Provided material:
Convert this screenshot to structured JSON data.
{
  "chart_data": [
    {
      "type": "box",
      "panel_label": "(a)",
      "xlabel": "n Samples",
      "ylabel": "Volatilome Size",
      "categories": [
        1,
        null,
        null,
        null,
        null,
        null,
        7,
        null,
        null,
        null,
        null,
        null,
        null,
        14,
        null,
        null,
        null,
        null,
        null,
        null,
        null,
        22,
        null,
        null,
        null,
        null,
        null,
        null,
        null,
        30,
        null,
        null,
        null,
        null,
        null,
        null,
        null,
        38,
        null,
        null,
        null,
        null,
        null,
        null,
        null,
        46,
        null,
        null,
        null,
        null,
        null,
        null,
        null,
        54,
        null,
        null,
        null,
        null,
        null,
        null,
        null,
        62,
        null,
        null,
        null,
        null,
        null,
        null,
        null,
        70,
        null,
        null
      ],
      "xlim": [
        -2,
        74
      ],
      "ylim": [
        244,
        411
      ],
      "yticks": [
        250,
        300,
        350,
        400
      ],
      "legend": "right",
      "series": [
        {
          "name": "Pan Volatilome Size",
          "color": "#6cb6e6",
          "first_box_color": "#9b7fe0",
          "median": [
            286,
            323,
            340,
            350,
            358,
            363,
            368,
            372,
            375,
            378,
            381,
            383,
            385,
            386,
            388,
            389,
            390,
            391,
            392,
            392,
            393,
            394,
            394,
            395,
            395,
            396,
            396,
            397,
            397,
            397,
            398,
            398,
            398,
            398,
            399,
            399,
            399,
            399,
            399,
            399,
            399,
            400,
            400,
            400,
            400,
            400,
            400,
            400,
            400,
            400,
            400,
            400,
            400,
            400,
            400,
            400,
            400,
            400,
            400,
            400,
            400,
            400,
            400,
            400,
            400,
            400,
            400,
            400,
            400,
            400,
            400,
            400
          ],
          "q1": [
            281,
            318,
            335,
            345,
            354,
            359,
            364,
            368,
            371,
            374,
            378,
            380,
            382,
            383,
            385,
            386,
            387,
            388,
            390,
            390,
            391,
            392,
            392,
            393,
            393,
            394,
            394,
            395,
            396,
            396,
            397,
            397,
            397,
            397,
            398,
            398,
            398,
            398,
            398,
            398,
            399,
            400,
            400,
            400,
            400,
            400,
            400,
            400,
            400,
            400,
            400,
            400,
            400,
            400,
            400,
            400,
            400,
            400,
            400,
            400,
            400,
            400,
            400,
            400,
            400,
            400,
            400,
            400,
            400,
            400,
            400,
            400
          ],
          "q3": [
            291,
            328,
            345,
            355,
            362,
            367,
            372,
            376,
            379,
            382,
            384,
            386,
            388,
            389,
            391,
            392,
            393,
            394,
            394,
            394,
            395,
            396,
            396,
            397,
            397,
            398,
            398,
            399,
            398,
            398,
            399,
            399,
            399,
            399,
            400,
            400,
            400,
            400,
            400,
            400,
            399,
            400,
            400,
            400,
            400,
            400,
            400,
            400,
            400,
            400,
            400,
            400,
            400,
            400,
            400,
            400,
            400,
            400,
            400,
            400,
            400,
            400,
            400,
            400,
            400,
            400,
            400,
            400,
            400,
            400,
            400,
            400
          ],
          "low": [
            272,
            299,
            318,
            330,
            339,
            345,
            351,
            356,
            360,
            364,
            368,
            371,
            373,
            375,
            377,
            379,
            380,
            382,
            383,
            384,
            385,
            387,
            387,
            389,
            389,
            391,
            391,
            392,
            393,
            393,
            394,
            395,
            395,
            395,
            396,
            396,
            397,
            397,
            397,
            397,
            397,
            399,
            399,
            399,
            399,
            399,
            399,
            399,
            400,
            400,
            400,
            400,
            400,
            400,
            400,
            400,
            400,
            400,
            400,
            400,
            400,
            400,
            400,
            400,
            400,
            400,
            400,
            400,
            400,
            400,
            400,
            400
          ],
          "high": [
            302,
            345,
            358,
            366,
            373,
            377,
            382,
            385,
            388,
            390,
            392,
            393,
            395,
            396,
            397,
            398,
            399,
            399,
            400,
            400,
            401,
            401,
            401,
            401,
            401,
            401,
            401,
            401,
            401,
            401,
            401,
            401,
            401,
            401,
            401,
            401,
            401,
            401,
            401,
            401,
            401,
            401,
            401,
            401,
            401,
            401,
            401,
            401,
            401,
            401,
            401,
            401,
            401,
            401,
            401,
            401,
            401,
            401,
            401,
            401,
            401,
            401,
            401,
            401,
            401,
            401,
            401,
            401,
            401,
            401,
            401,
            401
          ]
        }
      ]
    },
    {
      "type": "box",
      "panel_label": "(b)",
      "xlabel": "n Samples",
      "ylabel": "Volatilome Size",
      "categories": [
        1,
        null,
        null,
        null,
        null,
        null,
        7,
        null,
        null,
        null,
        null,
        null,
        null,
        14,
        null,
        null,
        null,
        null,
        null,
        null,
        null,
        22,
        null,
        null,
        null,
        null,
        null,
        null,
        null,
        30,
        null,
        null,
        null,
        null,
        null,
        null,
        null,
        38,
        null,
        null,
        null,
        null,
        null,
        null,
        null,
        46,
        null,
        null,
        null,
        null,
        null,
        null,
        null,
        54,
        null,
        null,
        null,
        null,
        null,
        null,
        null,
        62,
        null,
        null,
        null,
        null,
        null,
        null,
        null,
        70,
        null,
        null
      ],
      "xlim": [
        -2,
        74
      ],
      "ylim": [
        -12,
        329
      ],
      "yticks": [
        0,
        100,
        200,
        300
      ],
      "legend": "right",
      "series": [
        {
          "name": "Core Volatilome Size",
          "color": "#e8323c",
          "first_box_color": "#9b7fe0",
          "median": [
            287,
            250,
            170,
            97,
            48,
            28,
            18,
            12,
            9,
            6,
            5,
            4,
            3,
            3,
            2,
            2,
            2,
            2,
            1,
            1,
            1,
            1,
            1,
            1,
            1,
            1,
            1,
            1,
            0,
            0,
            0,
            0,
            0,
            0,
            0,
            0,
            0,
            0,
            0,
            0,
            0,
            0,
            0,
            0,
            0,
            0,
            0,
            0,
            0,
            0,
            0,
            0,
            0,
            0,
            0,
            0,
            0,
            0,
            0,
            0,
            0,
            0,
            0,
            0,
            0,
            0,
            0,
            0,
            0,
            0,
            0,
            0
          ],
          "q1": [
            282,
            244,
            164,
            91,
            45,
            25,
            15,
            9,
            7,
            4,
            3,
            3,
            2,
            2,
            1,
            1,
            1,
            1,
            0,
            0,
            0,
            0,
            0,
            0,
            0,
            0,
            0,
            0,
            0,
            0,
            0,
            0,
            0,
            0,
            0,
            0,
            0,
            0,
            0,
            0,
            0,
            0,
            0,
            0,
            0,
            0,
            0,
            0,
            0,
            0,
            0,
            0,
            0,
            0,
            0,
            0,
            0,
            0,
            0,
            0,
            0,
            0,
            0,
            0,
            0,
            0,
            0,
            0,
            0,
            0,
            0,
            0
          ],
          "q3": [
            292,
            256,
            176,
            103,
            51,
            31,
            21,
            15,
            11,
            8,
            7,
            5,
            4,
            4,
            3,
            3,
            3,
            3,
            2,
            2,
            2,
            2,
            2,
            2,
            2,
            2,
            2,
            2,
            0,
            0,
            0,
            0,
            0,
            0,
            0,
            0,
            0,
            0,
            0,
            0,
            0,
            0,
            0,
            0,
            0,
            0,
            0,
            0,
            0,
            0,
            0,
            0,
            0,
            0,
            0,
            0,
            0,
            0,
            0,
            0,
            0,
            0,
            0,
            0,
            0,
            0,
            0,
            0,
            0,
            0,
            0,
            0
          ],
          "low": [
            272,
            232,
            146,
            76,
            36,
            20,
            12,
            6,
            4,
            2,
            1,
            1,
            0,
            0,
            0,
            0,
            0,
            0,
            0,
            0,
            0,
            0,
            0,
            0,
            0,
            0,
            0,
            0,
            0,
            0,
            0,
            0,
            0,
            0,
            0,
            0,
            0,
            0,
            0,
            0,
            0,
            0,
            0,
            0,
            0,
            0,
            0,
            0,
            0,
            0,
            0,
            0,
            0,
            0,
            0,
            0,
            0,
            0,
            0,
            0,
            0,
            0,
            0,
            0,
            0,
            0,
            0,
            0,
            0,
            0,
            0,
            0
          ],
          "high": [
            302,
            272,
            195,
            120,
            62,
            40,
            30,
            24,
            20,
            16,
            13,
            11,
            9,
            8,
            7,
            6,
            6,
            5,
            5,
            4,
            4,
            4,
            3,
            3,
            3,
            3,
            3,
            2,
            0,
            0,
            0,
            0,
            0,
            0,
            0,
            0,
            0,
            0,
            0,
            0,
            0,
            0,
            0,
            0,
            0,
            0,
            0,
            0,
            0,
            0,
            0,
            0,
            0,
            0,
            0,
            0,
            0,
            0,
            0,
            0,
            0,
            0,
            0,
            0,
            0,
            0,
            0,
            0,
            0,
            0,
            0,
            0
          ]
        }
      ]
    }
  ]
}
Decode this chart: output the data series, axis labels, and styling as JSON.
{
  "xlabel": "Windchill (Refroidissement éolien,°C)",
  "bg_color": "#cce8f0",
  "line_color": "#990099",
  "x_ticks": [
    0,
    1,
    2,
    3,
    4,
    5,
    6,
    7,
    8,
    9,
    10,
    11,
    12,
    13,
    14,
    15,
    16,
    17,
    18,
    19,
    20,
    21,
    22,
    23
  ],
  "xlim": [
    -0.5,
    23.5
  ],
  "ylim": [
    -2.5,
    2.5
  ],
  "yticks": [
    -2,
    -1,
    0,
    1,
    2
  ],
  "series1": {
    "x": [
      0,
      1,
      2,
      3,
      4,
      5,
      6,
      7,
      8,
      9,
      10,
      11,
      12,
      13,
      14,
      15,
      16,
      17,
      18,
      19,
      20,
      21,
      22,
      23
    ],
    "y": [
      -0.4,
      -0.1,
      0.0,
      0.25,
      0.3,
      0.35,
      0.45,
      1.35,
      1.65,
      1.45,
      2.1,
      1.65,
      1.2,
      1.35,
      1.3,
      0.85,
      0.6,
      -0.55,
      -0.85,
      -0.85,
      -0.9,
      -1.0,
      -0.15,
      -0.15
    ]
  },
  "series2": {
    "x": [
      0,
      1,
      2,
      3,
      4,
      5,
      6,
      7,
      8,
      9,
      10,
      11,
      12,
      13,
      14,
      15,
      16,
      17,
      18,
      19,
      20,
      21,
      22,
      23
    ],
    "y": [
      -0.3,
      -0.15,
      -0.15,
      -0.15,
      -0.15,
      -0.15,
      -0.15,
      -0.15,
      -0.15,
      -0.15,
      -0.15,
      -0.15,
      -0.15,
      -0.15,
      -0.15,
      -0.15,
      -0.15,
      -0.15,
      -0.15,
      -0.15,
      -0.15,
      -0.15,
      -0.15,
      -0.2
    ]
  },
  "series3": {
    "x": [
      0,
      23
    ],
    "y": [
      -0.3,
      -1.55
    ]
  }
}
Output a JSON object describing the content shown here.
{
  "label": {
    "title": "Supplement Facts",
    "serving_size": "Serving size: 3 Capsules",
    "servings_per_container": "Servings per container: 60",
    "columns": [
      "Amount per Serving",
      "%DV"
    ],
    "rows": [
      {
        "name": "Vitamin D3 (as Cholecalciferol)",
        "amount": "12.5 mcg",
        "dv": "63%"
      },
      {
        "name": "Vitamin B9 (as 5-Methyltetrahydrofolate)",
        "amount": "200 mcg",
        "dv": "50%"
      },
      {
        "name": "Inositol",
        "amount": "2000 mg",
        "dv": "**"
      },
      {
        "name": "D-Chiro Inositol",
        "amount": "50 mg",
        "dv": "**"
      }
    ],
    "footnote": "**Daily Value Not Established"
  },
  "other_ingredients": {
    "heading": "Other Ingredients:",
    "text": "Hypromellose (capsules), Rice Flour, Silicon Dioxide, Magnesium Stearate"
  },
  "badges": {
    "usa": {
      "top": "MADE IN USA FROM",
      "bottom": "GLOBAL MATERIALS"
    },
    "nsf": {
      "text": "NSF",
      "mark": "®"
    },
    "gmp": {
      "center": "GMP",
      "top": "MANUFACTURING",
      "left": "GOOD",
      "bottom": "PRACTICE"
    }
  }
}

What you need to do:
Find each line holding the string "text" and copy it out.

The output:
    "text": "Hypromellose (capsules), Rice Flour, Silicon Dioxide, Magnesium Stearate"
      "text": "NSF",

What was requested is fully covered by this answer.